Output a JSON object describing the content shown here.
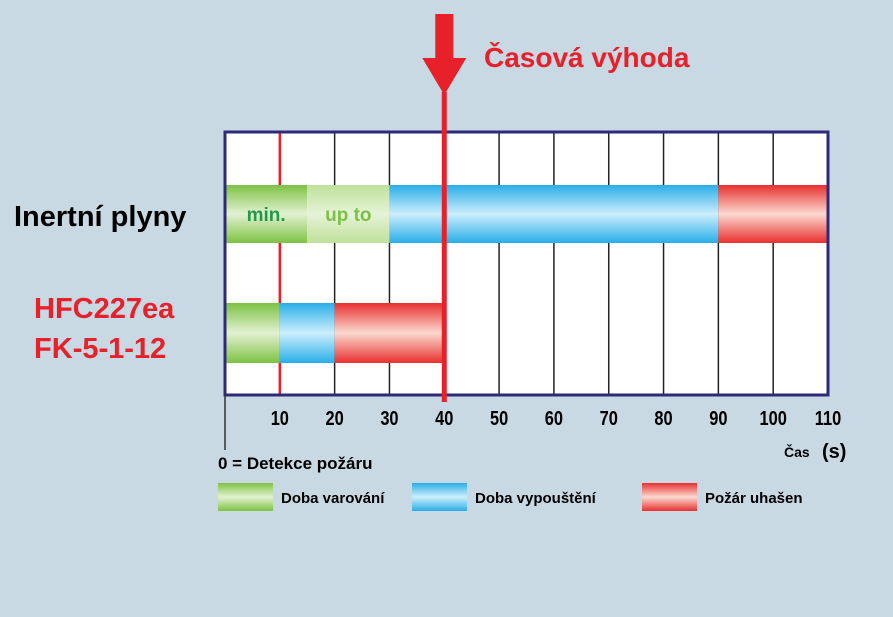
{
  "chart_data": {
    "type": "bar",
    "orientation": "horizontal-stacked-timeline",
    "annotation": "Časová výhoda",
    "annotation_x": 40,
    "xlabel": "Čas",
    "xunit": "(s)",
    "xlim": [
      0,
      110
    ],
    "xticks": [
      10,
      20,
      30,
      40,
      50,
      60,
      70,
      80,
      90,
      100,
      110
    ],
    "zero_note": "0 = Detekce požáru",
    "grid": true,
    "colors": {
      "warning": "#7dc242",
      "warning_light": "#c6e3a4",
      "discharge": "#29aee8",
      "extinguished": "#e8302f",
      "red_text": "#e8202a",
      "frame": "#2e2a7a"
    },
    "rows": [
      {
        "label": "Inertní plyny",
        "label_color": "#000000",
        "segments": [
          {
            "start": 0,
            "end": 15,
            "kind": "warning",
            "text": "min."
          },
          {
            "start": 15,
            "end": 30,
            "kind": "warning_light",
            "text": "up to"
          },
          {
            "start": 30,
            "end": 90,
            "kind": "discharge",
            "text": ""
          },
          {
            "start": 90,
            "end": 110,
            "kind": "extinguished",
            "text": ""
          }
        ]
      },
      {
        "label": "HFC227ea",
        "label2": "FK-5-1-12",
        "label_color": "#e8202a",
        "segments": [
          {
            "start": 0,
            "end": 10,
            "kind": "warning",
            "text": ""
          },
          {
            "start": 10,
            "end": 20,
            "kind": "discharge",
            "text": ""
          },
          {
            "start": 20,
            "end": 40,
            "kind": "extinguished",
            "text": ""
          }
        ]
      }
    ],
    "legend": [
      {
        "kind": "warning",
        "label": "Doba varování"
      },
      {
        "kind": "discharge",
        "label": "Doba vypouštění"
      },
      {
        "kind": "extinguished",
        "label": "Požár uhašen"
      }
    ],
    "legend_position": "bottom"
  }
}
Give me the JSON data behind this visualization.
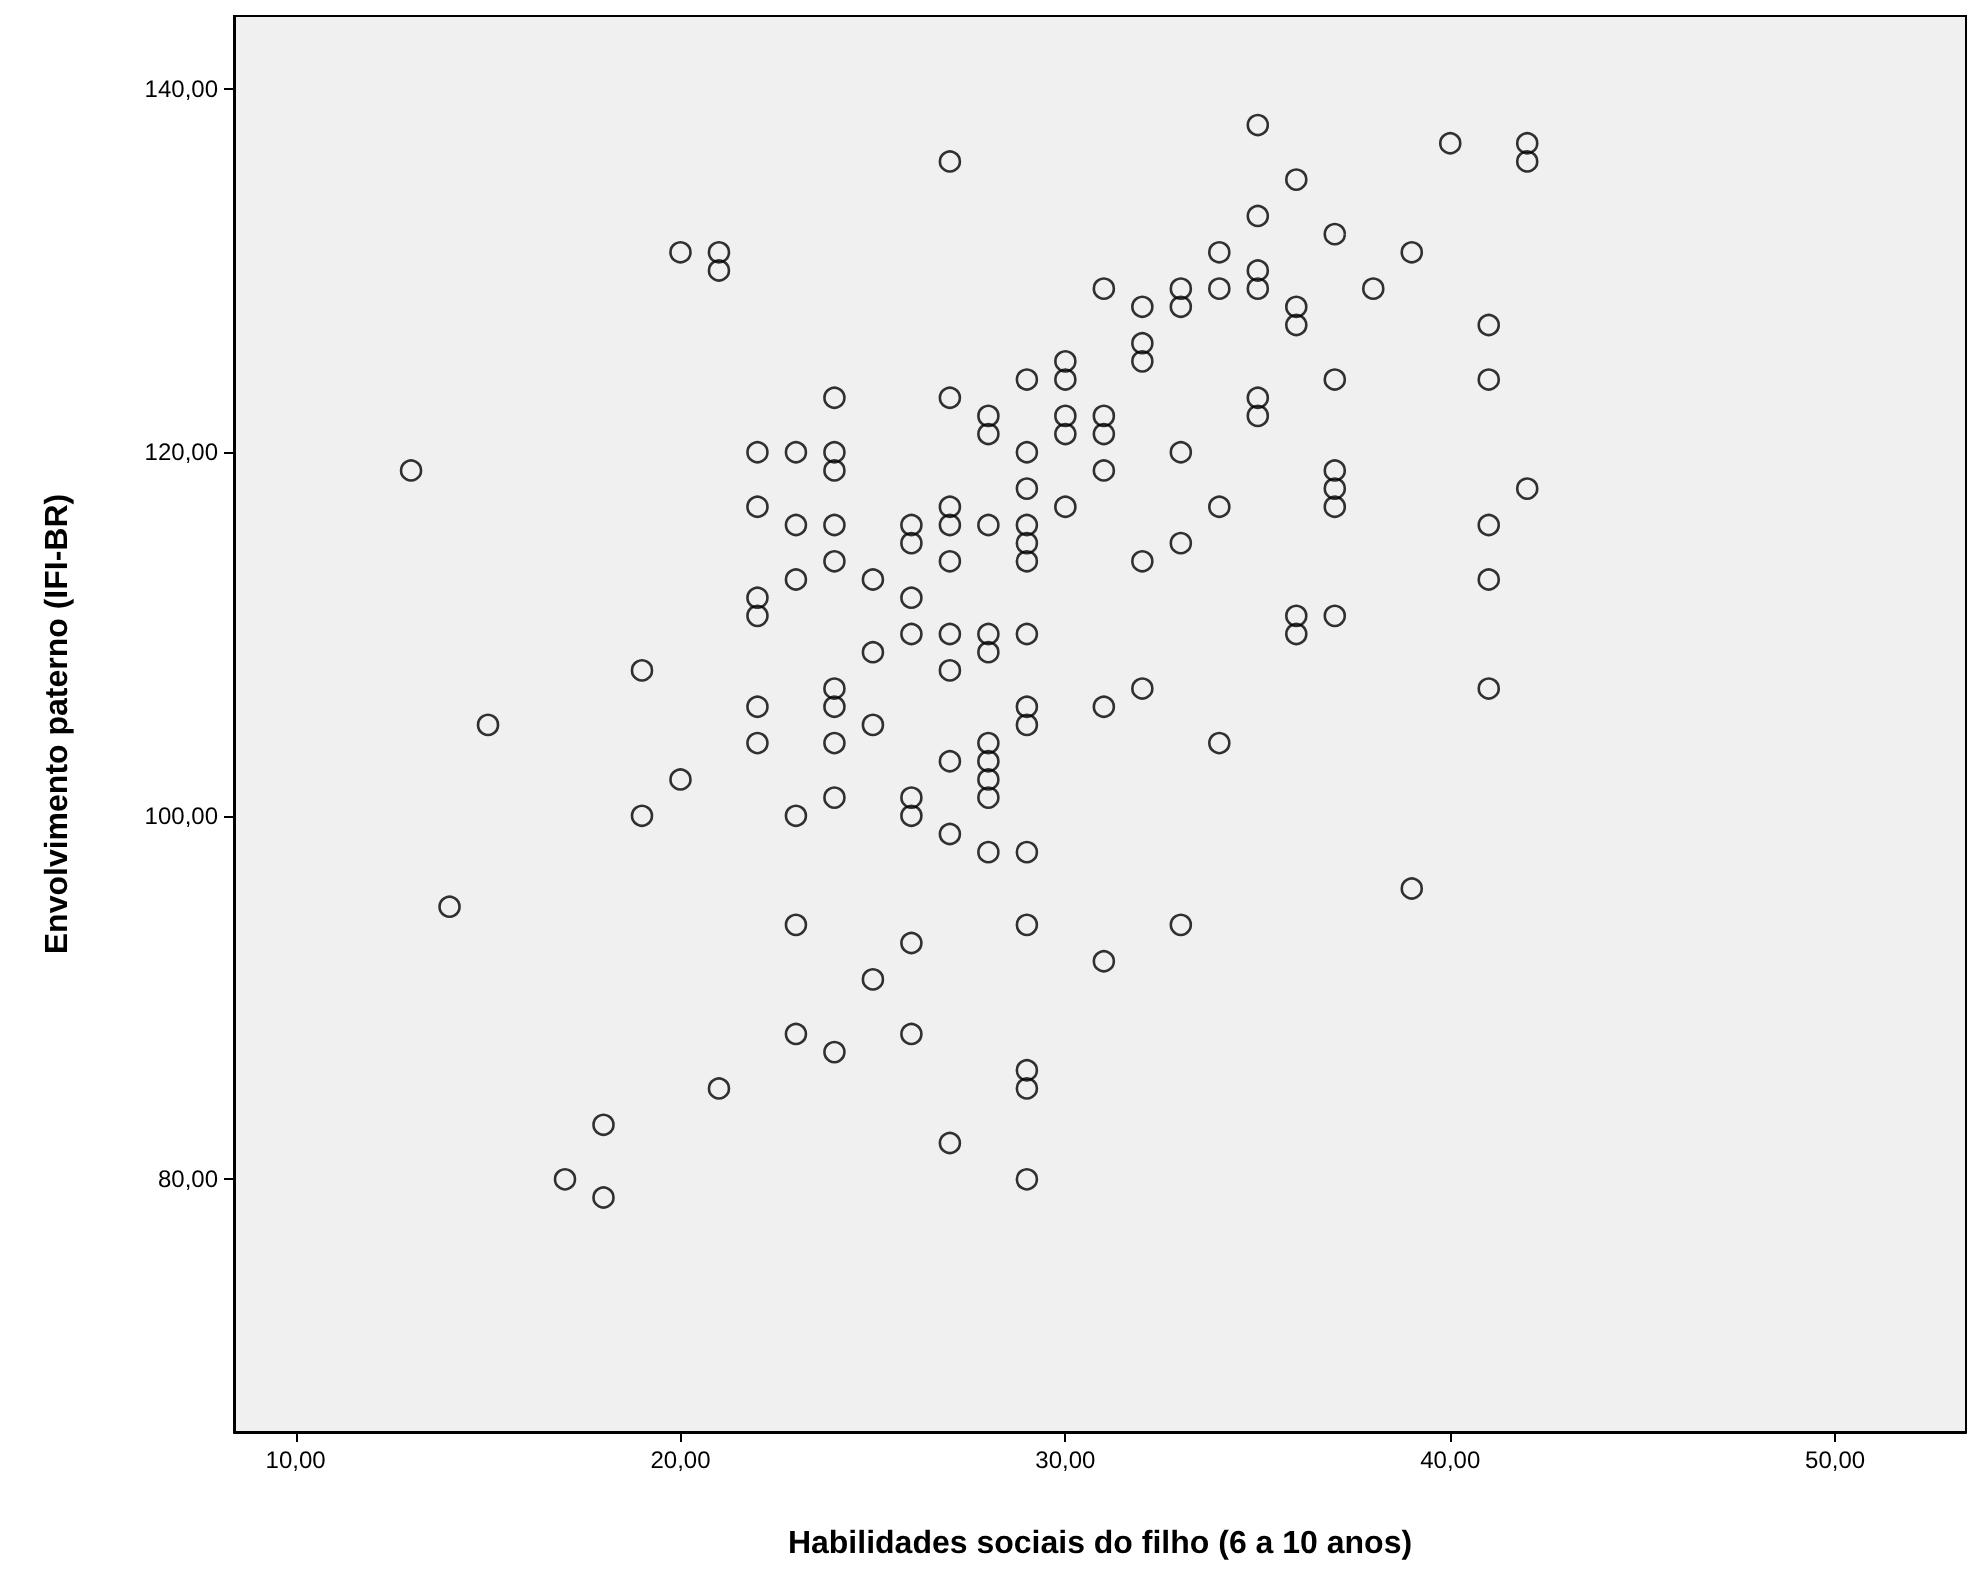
{
  "chart_data": {
    "type": "scatter",
    "xlabel": "Habilidades sociais do filho (6 a 10 anos)",
    "ylabel": "Envolvimento paterno (IFI-BR)",
    "x": [
      13,
      14,
      15,
      17,
      18,
      18,
      19,
      19,
      20,
      20,
      21,
      21,
      21,
      22,
      22,
      22,
      22,
      22,
      22,
      23,
      23,
      23,
      23,
      23,
      23,
      24,
      24,
      24,
      24,
      24,
      24,
      24,
      24,
      24,
      24,
      25,
      25,
      25,
      25,
      26,
      26,
      26,
      26,
      26,
      26,
      26,
      26,
      27,
      27,
      27,
      27,
      27,
      27,
      27,
      27,
      27,
      27,
      28,
      28,
      28,
      28,
      28,
      28,
      28,
      28,
      28,
      28,
      29,
      29,
      29,
      29,
      29,
      29,
      29,
      29,
      29,
      29,
      29,
      29,
      29,
      29,
      30,
      30,
      30,
      30,
      30,
      31,
      31,
      31,
      31,
      31,
      31,
      32,
      32,
      32,
      32,
      32,
      33,
      33,
      33,
      33,
      33,
      34,
      34,
      34,
      34,
      35,
      35,
      35,
      35,
      35,
      35,
      36,
      36,
      36,
      36,
      36,
      37,
      37,
      37,
      37,
      37,
      37,
      38,
      39,
      39,
      40,
      41,
      41,
      41,
      41,
      41,
      42,
      42,
      42
    ],
    "values": [
      119,
      95,
      105,
      80,
      83,
      79,
      108,
      100,
      131,
      102,
      131,
      130,
      85,
      120,
      117,
      112,
      111,
      106,
      104,
      120,
      116,
      113,
      100,
      94,
      88,
      123,
      120,
      119,
      116,
      114,
      107,
      106,
      104,
      101,
      87,
      113,
      109,
      105,
      91,
      116,
      115,
      112,
      110,
      101,
      100,
      93,
      88,
      136,
      123,
      117,
      116,
      114,
      110,
      108,
      103,
      99,
      82,
      122,
      121,
      116,
      110,
      109,
      104,
      103,
      102,
      101,
      98,
      124,
      120,
      118,
      116,
      115,
      114,
      110,
      106,
      105,
      98,
      94,
      86,
      85,
      80,
      125,
      124,
      122,
      121,
      117,
      129,
      122,
      121,
      119,
      106,
      92,
      128,
      126,
      125,
      114,
      107,
      129,
      128,
      120,
      115,
      94,
      131,
      129,
      117,
      104,
      138,
      133,
      130,
      129,
      123,
      122,
      135,
      128,
      127,
      111,
      110,
      132,
      124,
      119,
      118,
      117,
      111,
      129,
      131,
      96,
      137,
      127,
      124,
      116,
      113,
      107,
      137,
      136,
      118
    ],
    "color": "#000000",
    "marker": "circle",
    "grid": false,
    "xlim": [
      8.4,
      53.4
    ],
    "ylim": [
      66.1,
      144
    ],
    "xticks": [
      {
        "value": 10,
        "label": "10,00"
      },
      {
        "value": 20,
        "label": "20,00"
      },
      {
        "value": 30,
        "label": "30,00"
      },
      {
        "value": 40,
        "label": "40,00"
      },
      {
        "value": 50,
        "label": "50,00"
      }
    ],
    "yticks": [
      {
        "value": 80,
        "label": "80,00"
      },
      {
        "value": 100,
        "label": "100,00"
      },
      {
        "value": 120,
        "label": "120,00"
      },
      {
        "value": 140,
        "label": "140,00"
      }
    ]
  }
}
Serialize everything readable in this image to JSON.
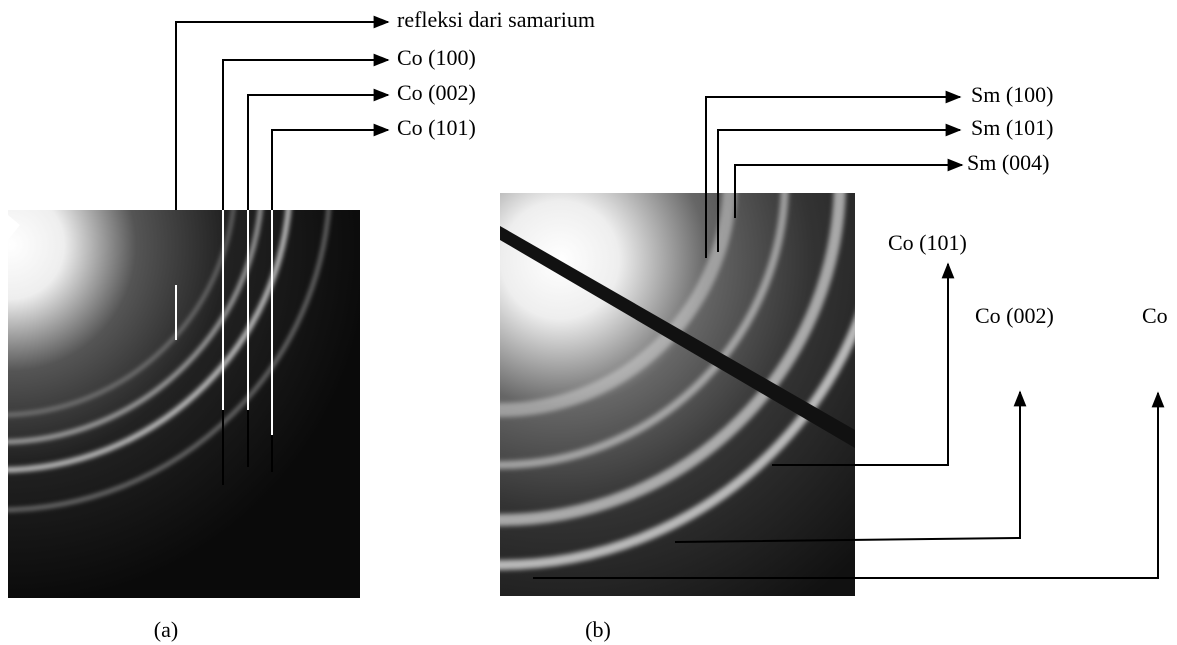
{
  "panel_a": {
    "caption": "(a)",
    "labels": [
      "refleksi dari samarium",
      "Co (100)",
      "Co (002)",
      "Co (101)"
    ]
  },
  "panel_b": {
    "caption": "(b)",
    "top_labels": [
      "Sm (100)",
      "Sm (101)",
      "Sm (004)"
    ],
    "side_labels": [
      "Co (101)",
      "Co (002)",
      "Co"
    ]
  }
}
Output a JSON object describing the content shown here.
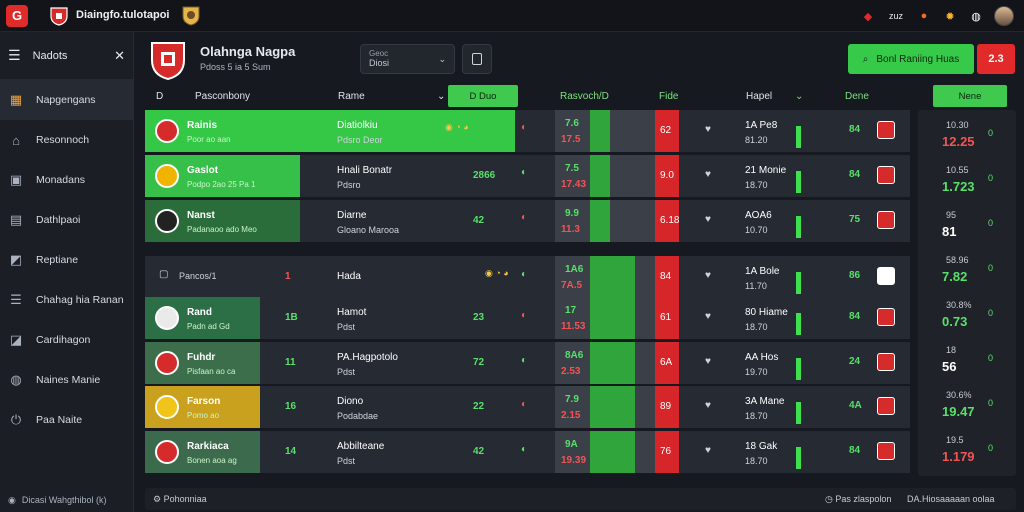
{
  "top": {
    "logo_letter": "G",
    "title": "Diaingfo.tulotapoi",
    "right_text": "zuz"
  },
  "sidebar": {
    "head_label": "Nadots",
    "items": [
      {
        "label": "Napgengans",
        "icon": "trophy-icon"
      },
      {
        "label": "Resonnoch",
        "icon": "home-icon"
      },
      {
        "label": "Monadans",
        "icon": "calendar-icon"
      },
      {
        "label": "Dathlpaoi",
        "icon": "document-icon"
      },
      {
        "label": "Reptiane",
        "icon": "chart-icon"
      },
      {
        "label": "Chahag hia Ranan",
        "icon": "list-icon"
      },
      {
        "label": "Cardihagon",
        "icon": "inbox-icon"
      },
      {
        "label": "Naines Manie",
        "icon": "globe-icon"
      },
      {
        "label": "Paa Naite",
        "icon": "power-icon"
      }
    ],
    "footer": "Dicasi Wahgthibol (k)"
  },
  "header": {
    "team_name": "Olahnga Nagpa",
    "team_sub": "Pdoss 5 ia 5 Sum",
    "season_label": "Geoc",
    "season_value": "Diosi",
    "green_button": "Bonl Raniing Huas",
    "red_button": "2.3"
  },
  "columns": {
    "c0": "D",
    "c1": "Pasconbony",
    "c2": "Rame",
    "c3_btn": "D Duo",
    "c4": "Rasvoch/D",
    "c5": "Fide",
    "c6": "Hapel",
    "c7": "Dene",
    "c8_btn": "Nene"
  },
  "rows": [
    {
      "name": "Rainis",
      "sub": "Poor ao aan",
      "mid": "Diatiolkiu",
      "mid2": "Pdsro Deor",
      "a": "",
      "b": "7.6",
      "b2": "17.5",
      "c": "62",
      "d": "1A Pe8",
      "d2": "81.20",
      "e": "84"
    },
    {
      "name": "Gaslot",
      "sub": "Podpo 2ao 25 Pa 1",
      "mid": "Hnali Bonatr",
      "mid2": "Pdsro",
      "a": "2866",
      "b": "7.5",
      "b2": "17.43",
      "c": "9.0",
      "d": "21 Monie",
      "d2": "18.70",
      "e": "84"
    },
    {
      "name": "Nanst",
      "sub": "Padanaoo ado Meo",
      "mid": "Diarne",
      "mid2": "Gloano Marooa",
      "a": "42",
      "b": "9.9",
      "b2": "11.3",
      "c": "6.18",
      "d": "AOA6",
      "d2": "10.70",
      "e": "75"
    },
    {
      "name": "Pancos/1",
      "sub": "",
      "mid": "Hada",
      "mid2": "",
      "a": "",
      "b": "1A6",
      "b2": "7A.5",
      "c": "84",
      "d": "1A Bole",
      "d2": "11.70",
      "e": "86"
    },
    {
      "name": "Rand",
      "sub": "Padn ad Gd",
      "mid": "Hamot",
      "mid2": "Pdst",
      "a": "23",
      "b": "17",
      "b2": "11.53",
      "c": "61",
      "d": "80 Hiame",
      "d2": "18.70",
      "e": "84"
    },
    {
      "name": "Fuhdr",
      "sub": "Pisfaan ao ca",
      "mid": "PA.Hagpotolo",
      "mid2": "Pdst",
      "a": "72",
      "b": "8A6",
      "b2": "2.53",
      "c": "6A",
      "d": "AA Hos",
      "d2": "19.70",
      "e": "24"
    },
    {
      "name": "Farson",
      "sub": "Pomo ao",
      "mid": "Diono",
      "mid2": "Podabdae",
      "a": "22",
      "b": "7.9",
      "b2": "2.15",
      "c": "89",
      "d": "3A Mane",
      "d2": "18.70",
      "e": "4A"
    },
    {
      "name": "Rarkiaca",
      "sub": "Bonen aoa ag",
      "mid": "Abbilteane",
      "mid2": "Pdst",
      "a": "42",
      "b": "9A",
      "b2": "19.39",
      "c": "76",
      "d": "18 Gak",
      "d2": "18.70",
      "e": "84"
    }
  ],
  "row_ranks": [
    "",
    "",
    "",
    "1",
    "1B",
    "11",
    "16",
    "14"
  ],
  "panel_right": [
    {
      "a": "10.30",
      "b": "12.25",
      "c": "0",
      "color": "#f25454"
    },
    {
      "a": "10.55",
      "b": "1.723",
      "c": "0",
      "color": "#58e06a"
    },
    {
      "a": "95",
      "b": "81",
      "c": "0",
      "color": "#ffffff"
    },
    {
      "a": "58.96",
      "b": "7.82",
      "c": "0",
      "color": "#58e06a"
    },
    {
      "a": "30.8%",
      "b": "0.73",
      "c": "0",
      "color": "#58e06a"
    },
    {
      "a": "18",
      "b": "56",
      "c": "0",
      "color": "#ffffff"
    },
    {
      "a": "30.6%",
      "b": "19.47",
      "c": "0",
      "color": "#58e06a"
    },
    {
      "a": "19.5",
      "b": "1.179",
      "c": "0",
      "color": "#f25454"
    }
  ],
  "bottom": {
    "left": "Pohonniaa",
    "right1": "Pas zlaspolon",
    "right2": "DA.Hiosaaaaan oolaa"
  },
  "colors": {
    "green": "#36c94a",
    "red": "#e32a2a",
    "bg": "#16191f"
  }
}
────────
§ Exercise requirements:
Pull every line containing the word "kind" out of the material.

§ Answer below:
            "kind": "warning",
            "kind": "warning_light",
            "kind": "discharge",
            "kind": "extinguished",
            "kind": "warning",
            "kind": "discharge",
            "kind": "extinguished",
        "kind": "warning",
        "kind": "discharge",
        "kind": "extinguished",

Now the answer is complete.